• [What the task asks]
Transcribe the listing exactly, leaving out every picture.

╭─ Provided data

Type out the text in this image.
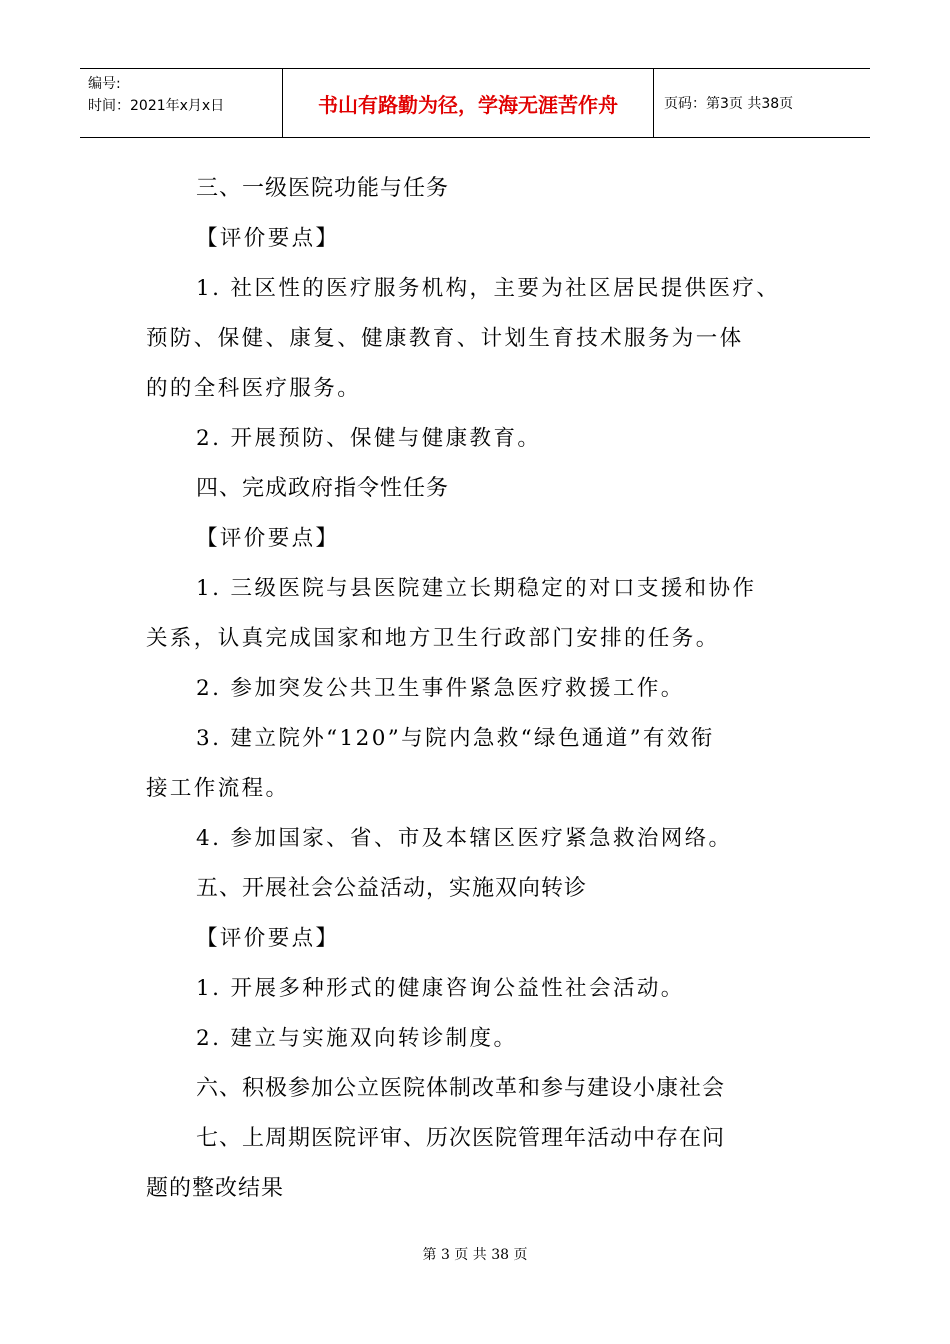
编号:
时间：2021年x月x日	书山有路勤为径，学海无涯苦作舟	页码：第3页 共38页
三、一级医院功能与任务
【评价要点】
1. 社区性的医疗服务机构，主要为社区居民提供医疗、
预防、保健、康复、健康教育、计划生育技术服务为一体
的的全科医疗服务。
2. 开展预防、保健与健康教育。
四、完成政府指令性任务
【评价要点】
1. 三级医院与县医院建立长期稳定的对口支援和协作
关系，认真完成国家和地方卫生行政部门安排的任务。
2. 参加突发公共卫生事件紧急医疗救援工作。
3. 建立院外“120”与院内急救“绿色通道”有效衔
接工作流程。
4. 参加国家、省、市及本辖区医疗紧急救治网络。
五、开展社会公益活动，实施双向转诊
【评价要点】
1. 开展多种形式的健康咨询公益性社会活动。
2. 建立与实施双向转诊制度。
六、积极参加公立医院体制改革和参与建设小康社会
七、上周期医院评审、历次医院管理年活动中存在问
题的整改结果
第 3 页 共 38 页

╰─

• [Output]
Type out the text in this image.
编号:
时间：2021年x月x日	书山有路勤为径，学海无涯苦作舟	页码：第3页 共38页
三、一级医院功能与任务
【评价要点】
1. 社区性的医疗服务机构，主要为社区居民提供医疗、
预防、保健、康复、健康教育、计划生育技术服务为一体
的的全科医疗服务。
2. 开展预防、保健与健康教育。
四、完成政府指令性任务
【评价要点】
1. 三级医院与县医院建立长期稳定的对口支援和协作
关系，认真完成国家和地方卫生行政部门安排的任务。
2. 参加突发公共卫生事件紧急医疗救援工作。
3. 建立院外“120”与院内急救“绿色通道”有效衔
接工作流程。
4. 参加国家、省、市及本辖区医疗紧急救治网络。
五、开展社会公益活动，实施双向转诊
【评价要点】
1. 开展多种形式的健康咨询公益性社会活动。
2. 建立与实施双向转诊制度。
六、积极参加公立医院体制改革和参与建设小康社会
七、上周期医院评审、历次医院管理年活动中存在问
题的整改结果
第 3 页 共 38 页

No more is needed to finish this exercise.